**What to work on**
Reproduce the items below word for word, from their first line through the line containing "Point bbox=[56, 568, 79, 582]".

**Recorded information**
++++++++++++++++++++

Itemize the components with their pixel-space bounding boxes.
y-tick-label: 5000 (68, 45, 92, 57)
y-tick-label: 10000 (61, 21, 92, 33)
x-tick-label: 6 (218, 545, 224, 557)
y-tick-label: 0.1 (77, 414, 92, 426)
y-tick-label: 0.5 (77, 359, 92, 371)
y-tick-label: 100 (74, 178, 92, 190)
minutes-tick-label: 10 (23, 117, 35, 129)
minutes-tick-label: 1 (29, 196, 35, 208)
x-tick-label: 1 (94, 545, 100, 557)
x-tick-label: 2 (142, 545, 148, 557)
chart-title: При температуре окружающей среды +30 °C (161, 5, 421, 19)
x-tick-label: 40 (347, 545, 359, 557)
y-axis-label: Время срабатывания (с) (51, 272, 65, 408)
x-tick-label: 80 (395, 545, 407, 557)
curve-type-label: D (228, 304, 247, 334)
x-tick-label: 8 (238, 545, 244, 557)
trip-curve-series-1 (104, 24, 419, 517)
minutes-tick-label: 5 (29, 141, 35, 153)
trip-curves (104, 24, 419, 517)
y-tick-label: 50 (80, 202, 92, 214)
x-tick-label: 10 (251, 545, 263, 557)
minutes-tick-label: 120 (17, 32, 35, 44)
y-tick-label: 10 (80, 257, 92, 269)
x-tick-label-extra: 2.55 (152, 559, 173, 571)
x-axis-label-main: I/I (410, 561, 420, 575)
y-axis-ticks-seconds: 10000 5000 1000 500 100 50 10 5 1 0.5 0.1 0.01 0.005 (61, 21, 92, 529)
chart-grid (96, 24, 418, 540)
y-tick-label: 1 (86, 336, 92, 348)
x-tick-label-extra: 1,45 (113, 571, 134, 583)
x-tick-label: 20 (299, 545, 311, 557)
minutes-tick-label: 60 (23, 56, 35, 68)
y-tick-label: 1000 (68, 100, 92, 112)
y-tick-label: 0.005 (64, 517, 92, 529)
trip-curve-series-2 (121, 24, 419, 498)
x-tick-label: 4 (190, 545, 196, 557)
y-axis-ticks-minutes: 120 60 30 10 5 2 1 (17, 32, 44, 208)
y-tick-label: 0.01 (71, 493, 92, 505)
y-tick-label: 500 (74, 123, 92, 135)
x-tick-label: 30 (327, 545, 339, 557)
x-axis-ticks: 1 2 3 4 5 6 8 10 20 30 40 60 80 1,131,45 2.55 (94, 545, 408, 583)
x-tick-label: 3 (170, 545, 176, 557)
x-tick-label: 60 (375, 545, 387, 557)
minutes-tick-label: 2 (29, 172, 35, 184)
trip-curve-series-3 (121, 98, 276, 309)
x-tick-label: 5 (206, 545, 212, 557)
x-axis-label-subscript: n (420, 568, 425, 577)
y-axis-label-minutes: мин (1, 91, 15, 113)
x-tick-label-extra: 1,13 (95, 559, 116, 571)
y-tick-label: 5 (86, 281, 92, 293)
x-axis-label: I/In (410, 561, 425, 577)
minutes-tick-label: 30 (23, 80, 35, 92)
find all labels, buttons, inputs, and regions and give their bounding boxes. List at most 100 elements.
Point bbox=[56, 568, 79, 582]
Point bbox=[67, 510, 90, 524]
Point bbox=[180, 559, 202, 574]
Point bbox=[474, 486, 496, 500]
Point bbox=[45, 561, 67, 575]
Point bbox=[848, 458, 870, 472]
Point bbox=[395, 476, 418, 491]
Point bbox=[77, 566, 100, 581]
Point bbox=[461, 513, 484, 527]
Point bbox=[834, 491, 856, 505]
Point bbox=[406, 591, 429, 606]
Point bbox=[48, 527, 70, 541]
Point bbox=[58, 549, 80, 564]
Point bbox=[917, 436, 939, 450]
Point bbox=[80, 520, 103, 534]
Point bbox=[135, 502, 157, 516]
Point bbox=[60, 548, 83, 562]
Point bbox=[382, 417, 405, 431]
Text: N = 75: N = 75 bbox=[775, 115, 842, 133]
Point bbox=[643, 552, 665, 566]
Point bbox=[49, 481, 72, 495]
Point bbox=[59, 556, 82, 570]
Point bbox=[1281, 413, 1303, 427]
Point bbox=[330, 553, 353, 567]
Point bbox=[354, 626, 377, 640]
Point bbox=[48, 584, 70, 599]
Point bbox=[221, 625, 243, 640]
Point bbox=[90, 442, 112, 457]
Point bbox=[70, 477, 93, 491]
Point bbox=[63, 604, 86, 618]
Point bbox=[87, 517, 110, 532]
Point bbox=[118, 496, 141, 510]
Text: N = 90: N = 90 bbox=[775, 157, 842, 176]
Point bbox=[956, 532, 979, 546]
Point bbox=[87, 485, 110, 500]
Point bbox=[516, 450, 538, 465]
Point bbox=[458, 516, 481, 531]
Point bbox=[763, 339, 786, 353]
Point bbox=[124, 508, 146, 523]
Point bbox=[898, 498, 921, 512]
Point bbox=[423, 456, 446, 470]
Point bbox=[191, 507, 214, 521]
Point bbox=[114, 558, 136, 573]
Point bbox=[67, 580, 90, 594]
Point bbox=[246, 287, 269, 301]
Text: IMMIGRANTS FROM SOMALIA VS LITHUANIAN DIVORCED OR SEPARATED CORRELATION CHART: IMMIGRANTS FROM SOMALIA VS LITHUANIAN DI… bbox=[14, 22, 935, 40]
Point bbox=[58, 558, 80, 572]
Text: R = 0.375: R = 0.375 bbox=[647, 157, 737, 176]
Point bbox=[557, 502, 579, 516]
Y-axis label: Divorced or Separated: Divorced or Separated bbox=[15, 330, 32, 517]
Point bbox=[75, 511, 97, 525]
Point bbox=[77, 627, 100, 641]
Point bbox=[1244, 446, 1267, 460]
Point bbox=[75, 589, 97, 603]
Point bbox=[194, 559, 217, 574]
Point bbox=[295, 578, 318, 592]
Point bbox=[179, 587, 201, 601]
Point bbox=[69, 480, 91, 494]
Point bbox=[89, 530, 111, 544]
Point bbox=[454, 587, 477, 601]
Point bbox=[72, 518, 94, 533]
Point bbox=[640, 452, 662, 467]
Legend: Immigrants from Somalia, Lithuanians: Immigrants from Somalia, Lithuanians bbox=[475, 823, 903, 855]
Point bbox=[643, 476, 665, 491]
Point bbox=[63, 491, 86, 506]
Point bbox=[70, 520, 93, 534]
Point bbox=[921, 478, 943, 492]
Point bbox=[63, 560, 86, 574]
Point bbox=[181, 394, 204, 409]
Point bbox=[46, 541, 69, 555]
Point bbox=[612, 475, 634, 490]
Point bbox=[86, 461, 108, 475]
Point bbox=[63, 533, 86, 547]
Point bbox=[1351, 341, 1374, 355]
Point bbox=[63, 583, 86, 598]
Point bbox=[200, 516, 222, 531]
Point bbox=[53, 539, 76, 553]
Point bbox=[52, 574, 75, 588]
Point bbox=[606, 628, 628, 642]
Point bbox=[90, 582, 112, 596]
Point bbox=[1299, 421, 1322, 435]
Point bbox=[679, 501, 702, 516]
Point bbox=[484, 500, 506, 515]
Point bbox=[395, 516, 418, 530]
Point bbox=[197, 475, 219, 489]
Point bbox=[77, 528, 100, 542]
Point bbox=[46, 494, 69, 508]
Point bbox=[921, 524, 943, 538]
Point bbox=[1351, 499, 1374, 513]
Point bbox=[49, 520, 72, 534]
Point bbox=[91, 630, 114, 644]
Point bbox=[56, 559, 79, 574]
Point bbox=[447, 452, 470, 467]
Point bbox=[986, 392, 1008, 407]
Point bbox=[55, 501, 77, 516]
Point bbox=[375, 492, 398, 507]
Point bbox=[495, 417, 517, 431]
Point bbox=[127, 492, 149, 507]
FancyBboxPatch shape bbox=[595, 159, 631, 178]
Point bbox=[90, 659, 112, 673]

++++++++++++++++++++

**Answer for this exercise**
Itemize the components with their pixel-space bounding boxes.
y-tick-label: 5000 (68, 45, 92, 57)
y-tick-label: 10000 (61, 21, 92, 33)
x-tick-label: 6 (218, 545, 224, 557)
y-tick-label: 0.1 (77, 414, 92, 426)
y-tick-label: 0.5 (77, 359, 92, 371)
y-tick-label: 100 (74, 178, 92, 190)
minutes-tick-label: 10 (23, 117, 35, 129)
minutes-tick-label: 1 (29, 196, 35, 208)
x-tick-label: 1 (94, 545, 100, 557)
x-tick-label: 2 (142, 545, 148, 557)
chart-title: При температуре окружающей среды +30 °C (161, 5, 421, 19)
x-tick-label: 40 (347, 545, 359, 557)
y-axis-label: Время срабатывания (с) (51, 272, 65, 408)
x-tick-label: 80 (395, 545, 407, 557)
curve-type-label: D (228, 304, 247, 334)
x-tick-label: 8 (238, 545, 244, 557)
trip-curve-series-1 (104, 24, 419, 517)
minutes-tick-label: 5 (29, 141, 35, 153)
trip-curves (104, 24, 419, 517)
y-tick-label: 50 (80, 202, 92, 214)
x-tick-label: 10 (251, 545, 263, 557)
minutes-tick-label: 120 (17, 32, 35, 44)
y-tick-label: 10 (80, 257, 92, 269)
x-tick-label-extra: 2.55 (152, 559, 173, 571)
x-axis-label-main: I/I (410, 561, 420, 575)
y-axis-ticks-seconds: 10000 5000 1000 500 100 50 10 5 1 0.5 0.1 0.01 0.005 (61, 21, 92, 529)
chart-grid (96, 24, 418, 540)
y-tick-label: 1 (86, 336, 92, 348)
x-tick-label-extra: 1,45 (113, 571, 134, 583)
x-tick-label: 20 (299, 545, 311, 557)
minutes-tick-label: 60 (23, 56, 35, 68)
y-tick-label: 1000 (68, 100, 92, 112)
y-tick-label: 0.005 (64, 517, 92, 529)
trip-curve-series-2 (121, 24, 419, 498)
x-tick-label: 4 (190, 545, 196, 557)
y-axis-ticks-minutes: 120 60 30 10 5 2 1 (17, 32, 44, 208)
y-tick-label: 0.01 (71, 493, 92, 505)
y-tick-label: 500 (74, 123, 92, 135)
x-tick-label: 30 (327, 545, 339, 557)
x-axis-ticks: 1 2 3 4 5 6 8 10 20 30 40 60 80 1,131,45 2.55 (94, 545, 408, 583)
x-tick-label: 3 (170, 545, 176, 557)
x-tick-label: 60 (375, 545, 387, 557)
minutes-tick-label: 2 (29, 172, 35, 184)
trip-curve-series-3 (121, 98, 276, 309)
x-tick-label: 5 (206, 545, 212, 557)
x-axis-label-subscript: n (420, 568, 425, 577)
y-axis-label-minutes: мин (1, 91, 15, 113)
x-tick-label-extra: 1,13 (95, 559, 116, 571)
y-tick-label: 5 (86, 281, 92, 293)
x-axis-label: I/In (410, 561, 425, 577)
minutes-tick-label: 30 (23, 80, 35, 92)
find all labels, buttons, inputs, and regions and give their bounding boxes. List at most 100 elements.
Point bbox=[56, 568, 79, 582]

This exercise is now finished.